■ **Set exercise**: For each line of the data below that holds "обеспечение", copy the line.

** start of Dataset excerpts **

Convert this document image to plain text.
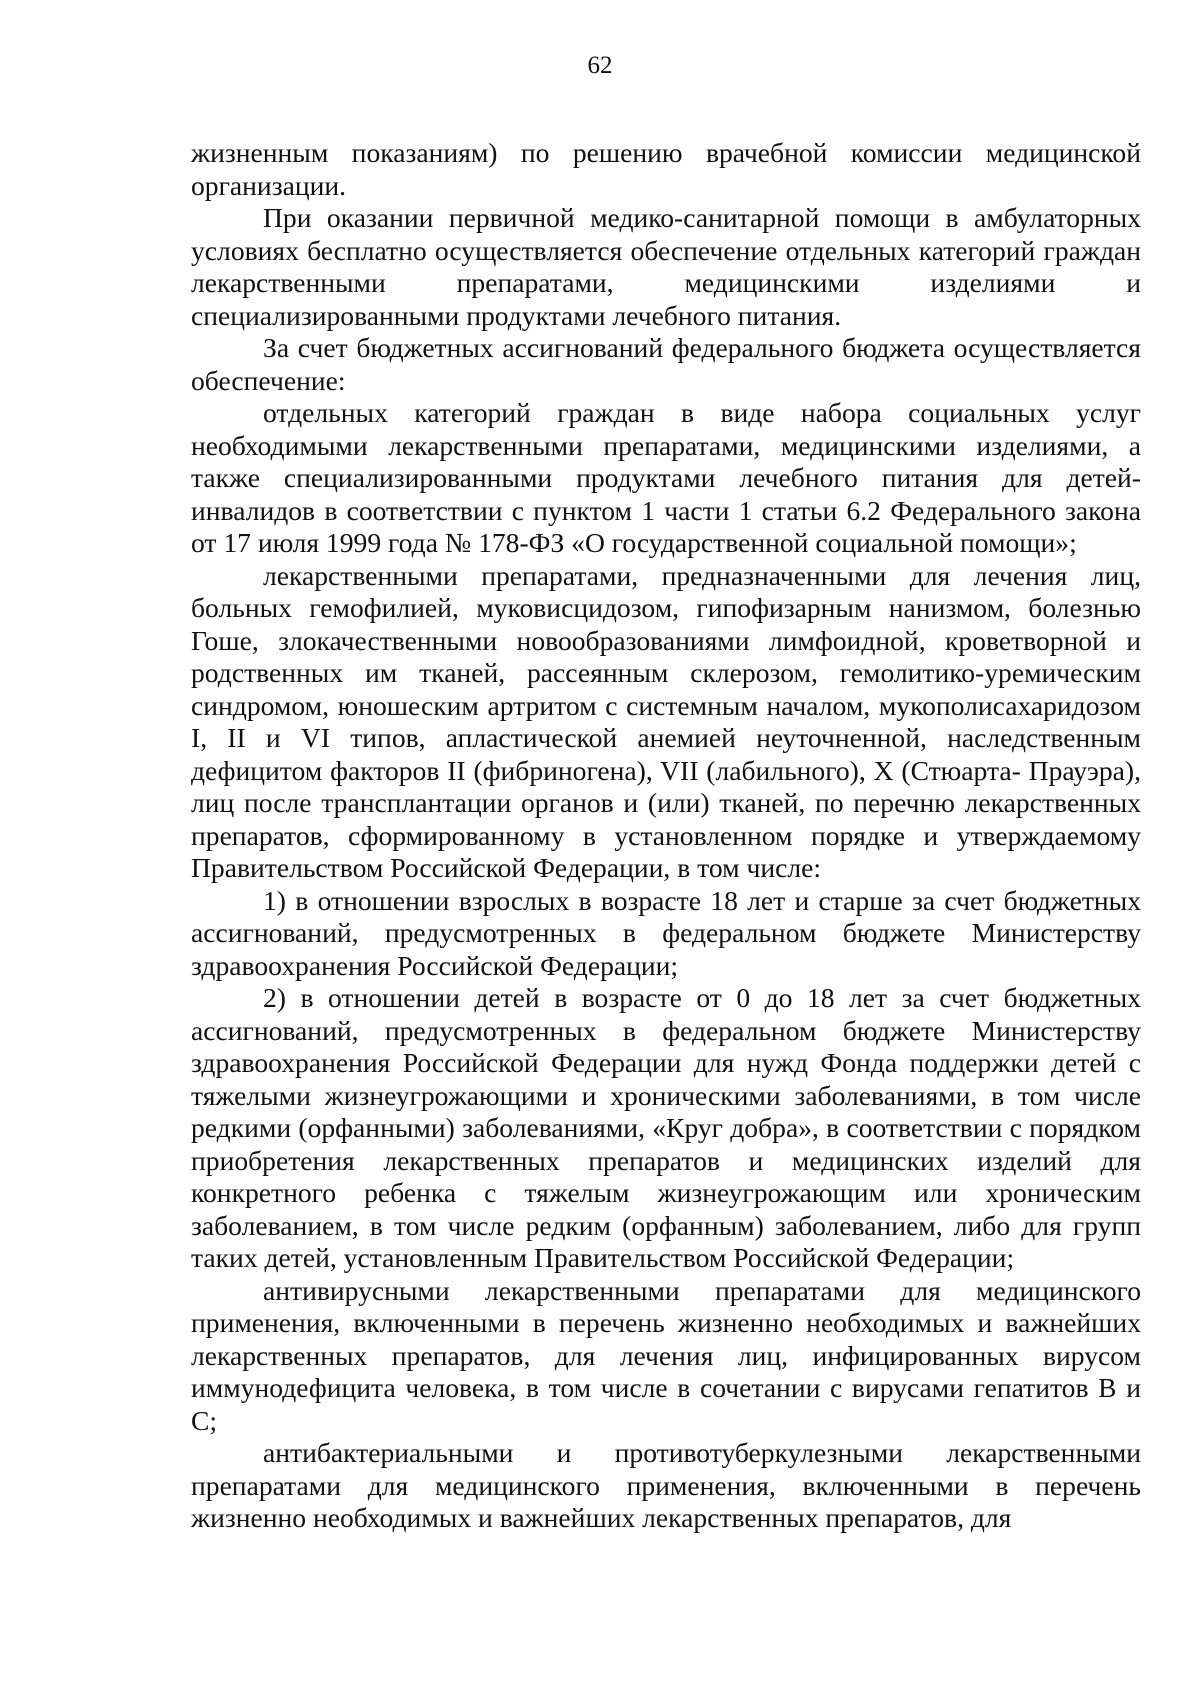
62

жизненным показаниям) по решению врачебной комиссии медицинской организации.

При оказании первичной медико-санитарной помощи в амбулаторных условиях бесплатно осуществляется обеспечение отдельных категорий граждан лекарственными препаратами, медицинскими изделиями и специализированными продуктами лечебного питания.

За счет бюджетных ассигнований федерального бюджета осуществляется обеспечение:

отдельных категорий граждан в виде набора социальных услуг необходимыми лекарственными препаратами, медицинскими изделиями, а также специализированными продуктами лечебного питания для детей-инвалидов в соответствии с пунктом 1 части 1 статьи 6.2 Федерального закона от 17 июля 1999 года № 178-ФЗ «О государственной социальной помощи»;

лекарственными препаратами, предназначенными для лечения лиц, больных гемофилией, муковисцидозом, гипофизарным нанизмом, болезнью Гоше, злокачественными новообразованиями лимфоидной, кроветворной и родственных им тканей, рассеянным склерозом, гемолитико-уремическим синдромом, юношеским артритом с системным началом, мукополисахаридозом I, II и VI типов, апластической анемией неуточненной, наследственным дефицитом факторов II (фибриногена), VII (лабильного), X (Стюарта- Прауэра), лиц после трансплантации органов и (или) тканей, по перечню лекарственных препаратов, сформированному в установленном порядке и утверждаемому Правительством Российской Федерации, в том числе:

1) в отношении взрослых в возрасте 18 лет и старше за счет бюджетных ассигнований, предусмотренных в федеральном бюджете Министерству здравоохранения Российской Федерации;

2) в отношении детей в возрасте от 0 до 18 лет за счет бюджетных ассигнований, предусмотренных в федеральном бюджете Министерству здравоохранения Российской Федерации для нужд Фонда поддержки детей с тяжелыми жизнеугрожающими и хроническими заболеваниями, в том числе редкими (орфанными) заболеваниями, «Круг добра», в соответствии с порядком приобретения лекарственных препаратов и медицинских изделий для конкретного ребенка с тяжелым жизнеугрожающим или хроническим заболеванием, в том числе редким (орфанным) заболеванием, либо для групп таких детей, установленным Правительством Российской Федерации;

антивирусными лекарственными препаратами для медицинского применения, включенными в перечень жизненно необходимых и важнейших лекарственных препаратов, для лечения лиц, инфицированных вирусом иммунодефицита человека, в том числе в сочетании с вирусами гепатитов B и C;

антибактериальными и противотуберкулезными лекарственными препаратами для медицинского применения, включенными в перечень жизненно необходимых и важнейших лекарственных препаратов, для
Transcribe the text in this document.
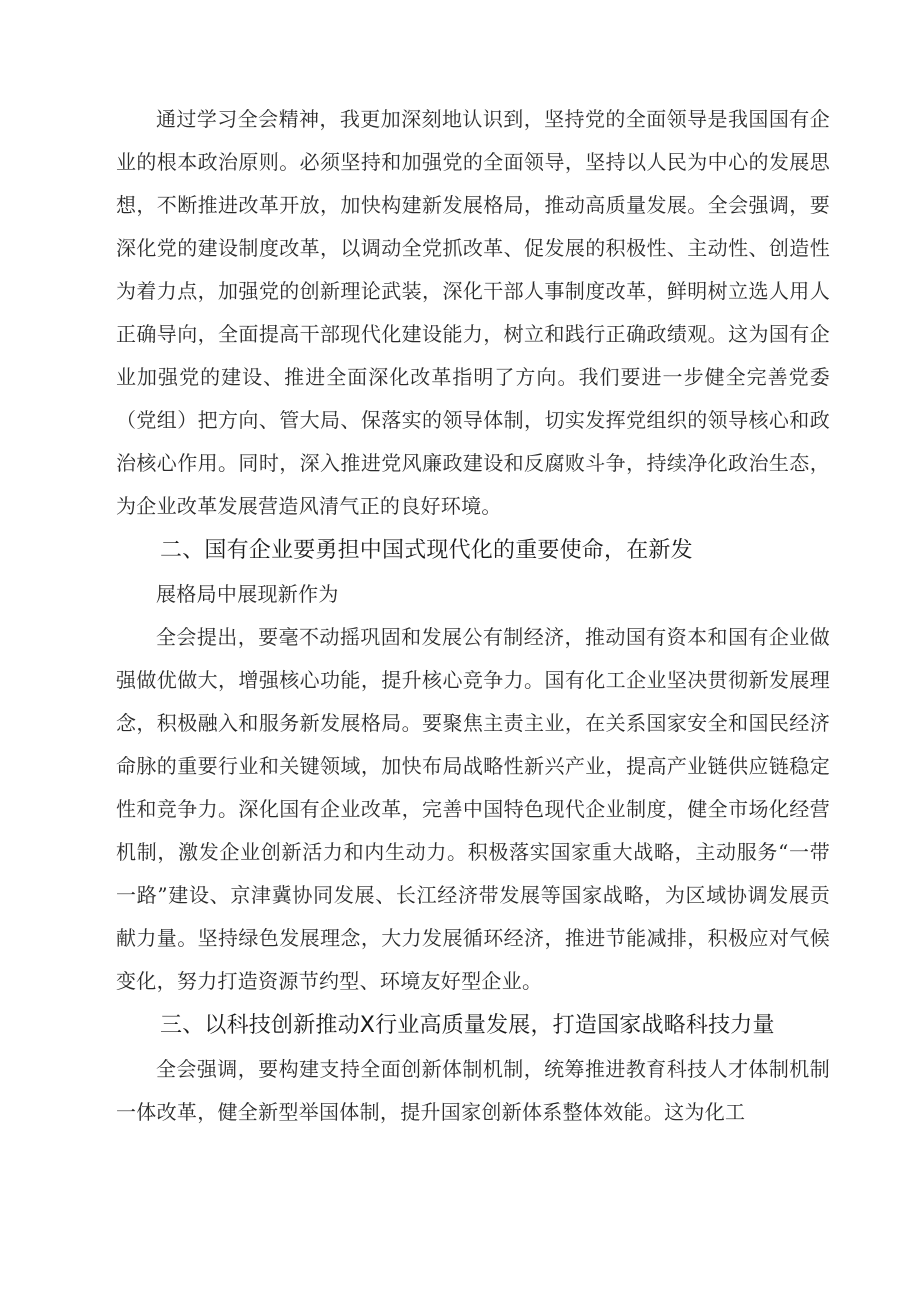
通过学习全会精神，我更加深刻地认识到，坚持党的全面领导是我国国有企业的根本政治原则。必须坚持和加强党的全面领导，坚持以人民为中心的发展思想，不断推进改革开放，加快构建新发展格局，推动高质量发展。全会强调，要深化党的建设制度改革，以调动全党抓改革、促发展的积极性、主动性、创造性为着力点，加强党的创新理论武装，深化干部人事制度改革，鲜明树立选人用人正确导向，全面提高干部现代化建设能力，树立和践行正确政绩观。这为国有企业加强党的建设、推进全面深化改革指明了方向。我们要进一步健全完善党委（党组）把方向、管大局、保落实的领导体制，切实发挥党组织的领导核心和政治核心作用。同时，深入推进党风廉政建设和反腐败斗争，持续净化政治生态，为企业改革发展营造风清气正的良好环境。

二、国有企业要勇担中国式现代化的重要使命，在新发

展格局中展现新作为

全会提出，要毫不动摇巩固和发展公有制经济，推动国有资本和国有企业做强做优做大，增强核心功能，提升核心竞争力。国有化工企业坚决贯彻新发展理念，积极融入和服务新发展格局。要聚焦主责主业，在关系国家安全和国民经济命脉的重要行业和关键领域，加快布局战略性新兴产业，提高产业链供应链稳定性和竞争力。深化国有企业改革，完善中国特色现代企业制度，健全市场化经营机制，激发企业创新活力和内生动力。积极落实国家重大战略，主动服务“一带一路”建设、京津冀协同发展、长江经济带发展等国家战略，为区域协调发展贡献力量。坚持绿色发展理念，大力发展循环经济，推进节能减排，积极应对气候变化，努力打造资源节约型、环境友好型企业。

三、以科技创新推动X行业高质量发展，打造国家战略科技力量

全会强调，要构建支持全面创新体制机制，统筹推进教育科技人才体制机制一体改革，健全新型举国体制，提升国家创新体系整体效能。这为化工
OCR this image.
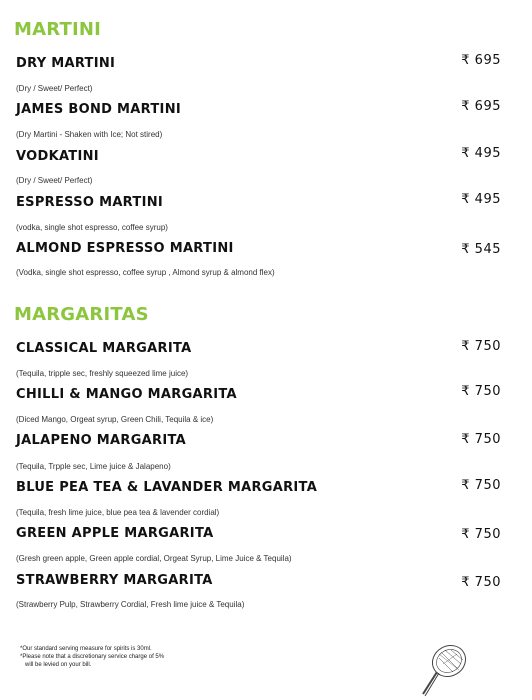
MARTINI
DRY MARTINI	₹ 695
(Dry / Sweet/ Perfect)
JAMES BOND MARTINI	₹ 695
(Dry Martini - Shaken with Ice; Not stired)
VODKATINI	₹ 495
(Dry / Sweet/ Perfect)
ESPRESSO MARTINI	₹ 495
(vodka, single shot espresso, coffee syrup)
ALMOND ESPRESSO MARTINI	₹ 545
(Vodka, single shot espresso, coffee syrup , Almond syrup & almond flex)
MARGARITAS
CLASSICAL MARGARITA	₹ 750
(Tequila, tripple sec, freshly squeezed lime juice)
CHILLI & MANGO MARGARITA	₹ 750
(Diced Mango, Orgeat syrup, Green Chili, Tequila & ice)
JALAPENO MARGARITA	₹ 750
(Tequila, Trpple sec, Lime juice & Jalapeno)
BLUE PEA TEA & LAVANDER MARGARITA	₹ 750
(Tequila, fresh lime juice, blue pea tea & lavender cordial)
GREEN APPLE MARGARITA	₹ 750
(Gresh green apple, Green apple cordial, Orgeat Syrup, Lime Juice & Tequila)
STRAWBERRY MARGARITA	₹ 750
(Strawberry Pulp, Strawberry Cordial, Fresh lime juice & Tequila)
*Our standard serving measure for spirits is 30ml.
*Please note that a discretionary service charge of 5%
will be levied on your bill.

** end of Dataset excerpts **

■ **Final result**:
При оказании первичной медико-санитарной помощи в амбулаторных условиях бесплатно осуществляется обеспечение отдельных категорий граждан лекарственными препаратами, медицинскими изделиями и специализированными продуктами лечебного питания.
За счет бюджетных ассигнований федерального бюджета осуществляется обеспечение:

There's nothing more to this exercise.